Data records:
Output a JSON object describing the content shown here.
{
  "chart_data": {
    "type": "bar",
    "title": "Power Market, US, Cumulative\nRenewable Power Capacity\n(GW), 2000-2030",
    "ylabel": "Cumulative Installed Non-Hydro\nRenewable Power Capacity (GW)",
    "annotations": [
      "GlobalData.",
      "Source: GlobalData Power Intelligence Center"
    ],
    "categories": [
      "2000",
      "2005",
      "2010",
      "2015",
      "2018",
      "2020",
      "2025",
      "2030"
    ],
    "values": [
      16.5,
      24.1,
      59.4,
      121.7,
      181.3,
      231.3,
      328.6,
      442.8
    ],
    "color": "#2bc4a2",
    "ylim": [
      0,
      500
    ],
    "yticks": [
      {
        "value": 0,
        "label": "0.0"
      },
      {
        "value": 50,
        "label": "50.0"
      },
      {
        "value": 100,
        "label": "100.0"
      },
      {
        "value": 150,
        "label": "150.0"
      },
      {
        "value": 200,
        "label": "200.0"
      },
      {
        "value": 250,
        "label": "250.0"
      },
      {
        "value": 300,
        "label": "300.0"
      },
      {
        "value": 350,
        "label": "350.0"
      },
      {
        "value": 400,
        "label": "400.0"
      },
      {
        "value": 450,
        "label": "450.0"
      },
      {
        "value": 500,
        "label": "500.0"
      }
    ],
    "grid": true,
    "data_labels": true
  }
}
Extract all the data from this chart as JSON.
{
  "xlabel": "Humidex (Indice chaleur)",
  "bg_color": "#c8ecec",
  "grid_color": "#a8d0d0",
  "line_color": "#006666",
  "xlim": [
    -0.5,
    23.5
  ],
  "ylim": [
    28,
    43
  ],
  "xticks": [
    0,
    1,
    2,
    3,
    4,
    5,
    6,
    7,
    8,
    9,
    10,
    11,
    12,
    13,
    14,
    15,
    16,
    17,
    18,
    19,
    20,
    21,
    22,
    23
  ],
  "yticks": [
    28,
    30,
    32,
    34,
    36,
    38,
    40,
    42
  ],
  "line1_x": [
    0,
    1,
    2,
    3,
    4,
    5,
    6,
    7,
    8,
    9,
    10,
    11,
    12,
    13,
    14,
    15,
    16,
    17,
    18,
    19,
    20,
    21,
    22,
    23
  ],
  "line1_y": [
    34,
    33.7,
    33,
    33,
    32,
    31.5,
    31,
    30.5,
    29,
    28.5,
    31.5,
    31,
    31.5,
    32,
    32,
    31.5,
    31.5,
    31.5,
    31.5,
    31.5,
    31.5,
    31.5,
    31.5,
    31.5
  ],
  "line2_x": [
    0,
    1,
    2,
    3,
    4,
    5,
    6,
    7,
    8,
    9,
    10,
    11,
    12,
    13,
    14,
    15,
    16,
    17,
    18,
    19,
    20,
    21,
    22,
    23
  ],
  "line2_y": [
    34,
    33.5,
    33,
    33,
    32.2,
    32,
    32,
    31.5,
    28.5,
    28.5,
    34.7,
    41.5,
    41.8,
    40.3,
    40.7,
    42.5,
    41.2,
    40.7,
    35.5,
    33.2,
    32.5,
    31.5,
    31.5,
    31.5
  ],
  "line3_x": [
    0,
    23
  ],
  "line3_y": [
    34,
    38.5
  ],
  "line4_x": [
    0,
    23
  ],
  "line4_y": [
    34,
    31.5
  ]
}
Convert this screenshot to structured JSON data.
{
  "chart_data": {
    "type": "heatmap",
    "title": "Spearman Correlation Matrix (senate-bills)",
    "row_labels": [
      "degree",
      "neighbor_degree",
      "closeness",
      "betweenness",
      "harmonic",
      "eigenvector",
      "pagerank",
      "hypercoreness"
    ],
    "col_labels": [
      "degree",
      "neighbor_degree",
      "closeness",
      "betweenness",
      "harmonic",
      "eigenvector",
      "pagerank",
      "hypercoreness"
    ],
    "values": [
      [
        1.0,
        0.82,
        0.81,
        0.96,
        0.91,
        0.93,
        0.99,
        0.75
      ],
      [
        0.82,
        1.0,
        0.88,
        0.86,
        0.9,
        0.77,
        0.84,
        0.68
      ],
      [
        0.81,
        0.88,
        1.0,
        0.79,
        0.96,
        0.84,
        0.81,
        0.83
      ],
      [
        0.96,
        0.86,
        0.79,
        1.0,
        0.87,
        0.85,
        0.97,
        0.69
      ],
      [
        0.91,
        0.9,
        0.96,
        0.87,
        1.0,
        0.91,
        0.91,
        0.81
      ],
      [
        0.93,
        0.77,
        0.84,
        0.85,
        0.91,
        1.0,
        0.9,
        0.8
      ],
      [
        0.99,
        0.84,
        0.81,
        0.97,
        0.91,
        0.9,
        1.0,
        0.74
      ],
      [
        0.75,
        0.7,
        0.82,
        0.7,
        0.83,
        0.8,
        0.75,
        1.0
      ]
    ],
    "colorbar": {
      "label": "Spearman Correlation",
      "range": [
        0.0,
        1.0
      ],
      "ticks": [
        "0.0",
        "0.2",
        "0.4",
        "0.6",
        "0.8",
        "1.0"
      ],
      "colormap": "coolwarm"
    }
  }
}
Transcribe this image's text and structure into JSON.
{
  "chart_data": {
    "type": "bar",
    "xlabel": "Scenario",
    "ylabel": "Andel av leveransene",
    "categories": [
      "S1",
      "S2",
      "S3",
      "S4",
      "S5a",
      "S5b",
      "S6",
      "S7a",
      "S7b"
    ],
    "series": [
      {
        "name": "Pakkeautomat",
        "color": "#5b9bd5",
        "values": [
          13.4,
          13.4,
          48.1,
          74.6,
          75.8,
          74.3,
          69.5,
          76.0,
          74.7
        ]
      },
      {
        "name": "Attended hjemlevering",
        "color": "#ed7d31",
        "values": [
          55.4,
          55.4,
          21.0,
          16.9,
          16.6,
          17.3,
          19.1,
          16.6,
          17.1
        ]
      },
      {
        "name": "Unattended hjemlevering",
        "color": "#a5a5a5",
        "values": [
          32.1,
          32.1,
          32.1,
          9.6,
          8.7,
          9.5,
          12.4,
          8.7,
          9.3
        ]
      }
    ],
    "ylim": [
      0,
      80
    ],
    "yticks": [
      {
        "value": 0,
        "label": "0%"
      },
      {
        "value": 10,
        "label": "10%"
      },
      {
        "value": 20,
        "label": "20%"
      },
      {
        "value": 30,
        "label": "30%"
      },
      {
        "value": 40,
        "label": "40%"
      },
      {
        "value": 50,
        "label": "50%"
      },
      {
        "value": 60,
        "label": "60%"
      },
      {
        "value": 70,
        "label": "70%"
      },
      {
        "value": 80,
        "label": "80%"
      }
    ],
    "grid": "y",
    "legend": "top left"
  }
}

Short exercise: Find "name". Copy every line it occurs in.

Response:
        "name": "Pakkeautomat",
        "name": "Attended hjemlevering",
        "name": "Unattended hjemlevering",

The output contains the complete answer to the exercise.